#### Given exercise
From the entries that follow, gather each line holding the word "dann".

>> begin Source data

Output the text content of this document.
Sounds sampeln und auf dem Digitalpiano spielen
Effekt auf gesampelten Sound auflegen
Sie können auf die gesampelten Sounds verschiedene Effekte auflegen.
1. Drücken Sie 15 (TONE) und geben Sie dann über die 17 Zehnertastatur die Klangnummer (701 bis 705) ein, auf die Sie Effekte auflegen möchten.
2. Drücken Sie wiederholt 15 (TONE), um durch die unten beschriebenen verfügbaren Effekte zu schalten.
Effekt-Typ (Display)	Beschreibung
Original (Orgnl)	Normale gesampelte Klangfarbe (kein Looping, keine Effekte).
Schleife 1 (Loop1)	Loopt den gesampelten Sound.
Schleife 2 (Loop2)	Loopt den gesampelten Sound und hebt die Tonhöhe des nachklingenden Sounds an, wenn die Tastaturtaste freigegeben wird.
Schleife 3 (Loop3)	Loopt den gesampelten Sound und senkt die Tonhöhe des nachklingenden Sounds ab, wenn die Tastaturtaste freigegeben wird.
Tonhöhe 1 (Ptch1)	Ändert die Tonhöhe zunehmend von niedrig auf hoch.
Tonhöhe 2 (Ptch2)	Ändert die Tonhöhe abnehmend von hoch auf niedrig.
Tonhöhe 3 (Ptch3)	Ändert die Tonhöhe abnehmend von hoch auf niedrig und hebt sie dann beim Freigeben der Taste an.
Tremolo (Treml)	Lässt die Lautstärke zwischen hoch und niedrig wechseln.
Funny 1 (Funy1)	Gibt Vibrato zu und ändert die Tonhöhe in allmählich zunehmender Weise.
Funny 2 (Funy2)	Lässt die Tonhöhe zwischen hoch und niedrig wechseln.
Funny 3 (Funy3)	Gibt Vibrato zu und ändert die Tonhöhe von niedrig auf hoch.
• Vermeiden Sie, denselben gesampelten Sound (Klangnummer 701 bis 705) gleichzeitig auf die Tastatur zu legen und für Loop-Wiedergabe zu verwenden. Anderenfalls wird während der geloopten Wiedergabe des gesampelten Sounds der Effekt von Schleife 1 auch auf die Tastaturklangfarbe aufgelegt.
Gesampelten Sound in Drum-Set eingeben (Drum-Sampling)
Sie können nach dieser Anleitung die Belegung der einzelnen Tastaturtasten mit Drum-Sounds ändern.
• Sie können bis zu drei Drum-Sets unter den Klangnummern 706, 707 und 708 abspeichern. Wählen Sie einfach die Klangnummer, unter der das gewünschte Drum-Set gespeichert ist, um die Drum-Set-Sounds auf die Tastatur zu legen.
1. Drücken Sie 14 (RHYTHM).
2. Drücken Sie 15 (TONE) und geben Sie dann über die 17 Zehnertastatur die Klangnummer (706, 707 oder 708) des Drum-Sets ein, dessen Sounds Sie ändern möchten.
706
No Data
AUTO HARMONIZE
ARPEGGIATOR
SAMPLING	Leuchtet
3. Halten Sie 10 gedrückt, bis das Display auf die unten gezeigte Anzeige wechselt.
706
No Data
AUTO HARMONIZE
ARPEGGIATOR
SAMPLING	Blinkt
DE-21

>> end Source data

#### Full output
1. Drücken Sie 15 (TONE) und geben Sie dann über die 17 Zehnertastatur die Klangnummer (701 bis 705) ein, auf die Sie Effekte auflegen möchten.
Tonhöhe 3 (Ptch3)	Ändert die Tonhöhe abnehmend von hoch auf niedrig und hebt sie dann beim Freigeben der Taste an.
2. Drücken Sie 15 (TONE) und geben Sie dann über die 17 Zehnertastatur die Klangnummer (706, 707 oder 708) des Drum-Sets ein, dessen Sounds Sie ändern möchten.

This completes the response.